(Stored dataset items)
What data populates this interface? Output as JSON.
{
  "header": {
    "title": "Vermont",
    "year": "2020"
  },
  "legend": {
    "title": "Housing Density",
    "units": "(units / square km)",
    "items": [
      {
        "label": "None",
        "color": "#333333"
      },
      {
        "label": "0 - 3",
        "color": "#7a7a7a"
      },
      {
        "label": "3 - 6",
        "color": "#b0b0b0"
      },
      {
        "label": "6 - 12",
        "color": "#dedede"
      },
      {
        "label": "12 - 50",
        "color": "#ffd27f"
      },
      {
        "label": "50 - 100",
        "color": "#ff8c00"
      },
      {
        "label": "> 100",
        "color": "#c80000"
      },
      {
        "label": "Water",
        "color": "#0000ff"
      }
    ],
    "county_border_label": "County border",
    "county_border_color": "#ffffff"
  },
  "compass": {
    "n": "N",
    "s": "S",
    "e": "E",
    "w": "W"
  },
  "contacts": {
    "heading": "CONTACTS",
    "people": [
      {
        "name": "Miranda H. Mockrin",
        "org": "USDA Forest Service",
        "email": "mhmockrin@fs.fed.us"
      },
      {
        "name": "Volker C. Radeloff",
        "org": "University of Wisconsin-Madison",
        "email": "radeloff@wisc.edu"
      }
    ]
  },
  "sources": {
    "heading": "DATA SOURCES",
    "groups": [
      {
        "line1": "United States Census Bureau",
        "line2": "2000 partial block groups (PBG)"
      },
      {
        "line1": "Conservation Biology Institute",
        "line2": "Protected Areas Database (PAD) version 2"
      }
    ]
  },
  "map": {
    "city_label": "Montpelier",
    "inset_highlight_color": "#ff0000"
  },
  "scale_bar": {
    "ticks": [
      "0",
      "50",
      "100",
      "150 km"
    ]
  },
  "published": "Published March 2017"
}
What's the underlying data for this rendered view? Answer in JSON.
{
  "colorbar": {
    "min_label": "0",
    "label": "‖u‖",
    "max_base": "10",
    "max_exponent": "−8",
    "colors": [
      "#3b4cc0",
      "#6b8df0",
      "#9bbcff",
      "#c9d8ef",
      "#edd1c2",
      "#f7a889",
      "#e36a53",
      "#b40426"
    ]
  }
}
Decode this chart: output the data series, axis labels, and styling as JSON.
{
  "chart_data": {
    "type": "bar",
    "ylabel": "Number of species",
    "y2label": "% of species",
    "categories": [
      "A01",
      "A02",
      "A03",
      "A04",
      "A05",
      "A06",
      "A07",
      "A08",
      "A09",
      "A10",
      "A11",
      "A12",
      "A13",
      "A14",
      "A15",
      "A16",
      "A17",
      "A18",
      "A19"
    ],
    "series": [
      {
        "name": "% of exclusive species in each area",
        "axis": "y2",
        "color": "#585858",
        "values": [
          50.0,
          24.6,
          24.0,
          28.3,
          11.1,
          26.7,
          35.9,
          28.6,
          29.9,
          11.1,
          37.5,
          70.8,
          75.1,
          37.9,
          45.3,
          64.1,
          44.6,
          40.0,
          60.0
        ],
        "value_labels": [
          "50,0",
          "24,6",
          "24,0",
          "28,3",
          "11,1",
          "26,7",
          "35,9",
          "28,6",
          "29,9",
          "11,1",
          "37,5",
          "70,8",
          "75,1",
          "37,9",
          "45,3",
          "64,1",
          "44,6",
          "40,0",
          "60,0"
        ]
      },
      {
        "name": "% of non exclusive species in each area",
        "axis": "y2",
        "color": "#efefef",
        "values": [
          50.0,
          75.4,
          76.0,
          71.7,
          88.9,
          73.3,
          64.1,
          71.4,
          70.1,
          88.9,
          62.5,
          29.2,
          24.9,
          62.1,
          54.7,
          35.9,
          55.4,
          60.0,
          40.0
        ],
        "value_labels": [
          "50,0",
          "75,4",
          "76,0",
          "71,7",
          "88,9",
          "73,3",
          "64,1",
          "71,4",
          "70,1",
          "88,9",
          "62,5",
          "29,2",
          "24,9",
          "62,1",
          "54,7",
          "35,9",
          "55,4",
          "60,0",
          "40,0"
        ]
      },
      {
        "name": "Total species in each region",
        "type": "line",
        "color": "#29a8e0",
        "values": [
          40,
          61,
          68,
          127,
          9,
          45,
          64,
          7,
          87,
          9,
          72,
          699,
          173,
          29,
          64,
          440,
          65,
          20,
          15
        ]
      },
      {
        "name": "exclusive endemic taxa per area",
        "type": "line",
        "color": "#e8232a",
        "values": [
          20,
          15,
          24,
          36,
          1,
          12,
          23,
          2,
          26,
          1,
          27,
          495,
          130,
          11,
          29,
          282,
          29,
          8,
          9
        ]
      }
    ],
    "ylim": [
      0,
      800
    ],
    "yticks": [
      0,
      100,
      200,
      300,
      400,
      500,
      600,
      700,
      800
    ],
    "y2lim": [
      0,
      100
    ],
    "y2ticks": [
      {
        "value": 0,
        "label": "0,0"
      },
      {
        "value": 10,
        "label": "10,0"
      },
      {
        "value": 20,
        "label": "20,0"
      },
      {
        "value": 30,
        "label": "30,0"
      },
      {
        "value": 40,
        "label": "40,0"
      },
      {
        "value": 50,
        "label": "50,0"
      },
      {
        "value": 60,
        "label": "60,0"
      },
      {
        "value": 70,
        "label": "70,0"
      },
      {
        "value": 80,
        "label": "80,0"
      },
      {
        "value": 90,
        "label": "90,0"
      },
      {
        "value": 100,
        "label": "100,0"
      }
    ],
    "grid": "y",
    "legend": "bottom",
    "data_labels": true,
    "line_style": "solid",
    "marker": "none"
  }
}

What to do:
Using the records above, find and show each line with the string "species".

In response:
    "ylabel": "Number of species",
    "y2label": "% of species",
        "name": "% of exclusive species in each area",
        "name": "% of non exclusive species in each area",
        "name": "Total species in each region",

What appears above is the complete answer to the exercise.